■ **SET PROBLEM**:
Output the full listing below exactly as it reads, and skip anything that is a picture.

■ **PROVIDED RECORDS**:
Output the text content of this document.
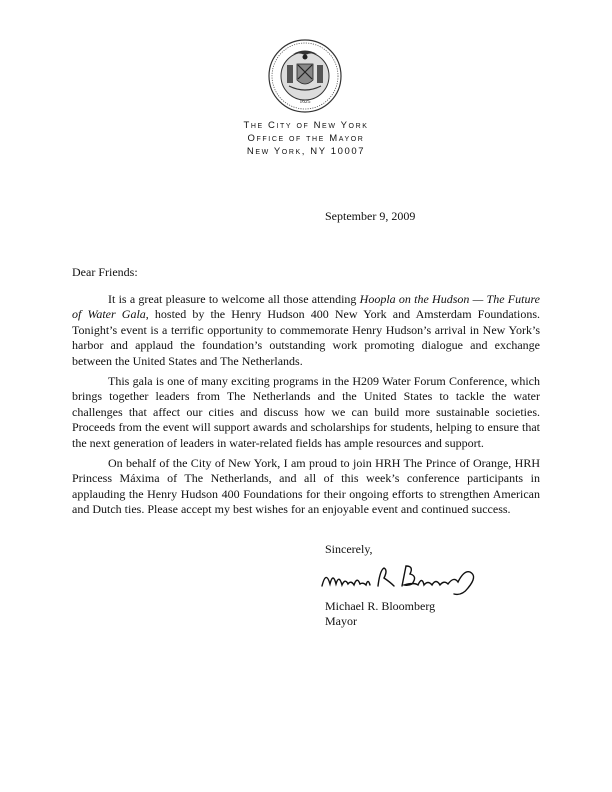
1625
The City of New York
Office of the Mayor
New York, NY 10007
September 9, 2009
Dear Friends:

It is a great pleasure to welcome all those attending Hoopla on the Hudson — The Future of Water Gala, hosted by the Henry Hudson 400 New York and Amsterdam Foundations. Tonight’s event is a terrific opportunity to commemorate Henry Hudson’s arrival in New York’s harbor and applaud the foundation’s outstanding work promoting dialogue and exchange between the United States and The Netherlands.

This gala is one of many exciting programs in the H209 Water Forum Conference, which brings together leaders from The Netherlands and the United States to tackle the water challenges that affect our cities and discuss how we can build more sustainable societies. Proceeds from the event will support awards and scholarships for students, helping to ensure that the next generation of leaders in water-related fields has ample resources and support.

On behalf of the City of New York, I am proud to join HRH The Prince of Orange, HRH Princess Máxima of The Netherlands, and all of this week’s conference participants in applauding the Henry Hudson 400 Foundations for their ongoing efforts to strengthen American and Dutch ties. Please accept my best wishes for an enjoyable event and continued success.

Sincerely,
Michael R. Bloomberg
Mayor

■ **EXERCISE RESULT**:
Output the text content of this document.
1625
The City of New York
Office of the Mayor
New York, NY 10007
September 9, 2009
Dear Friends:

It is a great pleasure to welcome all those attending Hoopla on the Hudson — The Future of Water Gala, hosted by the Henry Hudson 400 New York and Amsterdam Foundations. Tonight’s event is a terrific opportunity to commemorate Henry Hudson’s arrival in New York’s harbor and applaud the foundation’s outstanding work promoting dialogue and exchange between the United States and The Netherlands.

This gala is one of many exciting programs in the H209 Water Forum Conference, which brings together leaders from The Netherlands and the United States to tackle the water challenges that affect our cities and discuss how we can build more sustainable societies. Proceeds from the event will support awards and scholarships for students, helping to ensure that the next generation of leaders in water-related fields has ample resources and support.

On behalf of the City of New York, I am proud to join HRH The Prince of Orange, HRH Princess Máxima of The Netherlands, and all of this week’s conference participants in applauding the Henry Hudson 400 Foundations for their ongoing efforts to strengthen American and Dutch ties. Please accept my best wishes for an enjoyable event and continued success.

Sincerely,
Michael R. Bloomberg
Mayor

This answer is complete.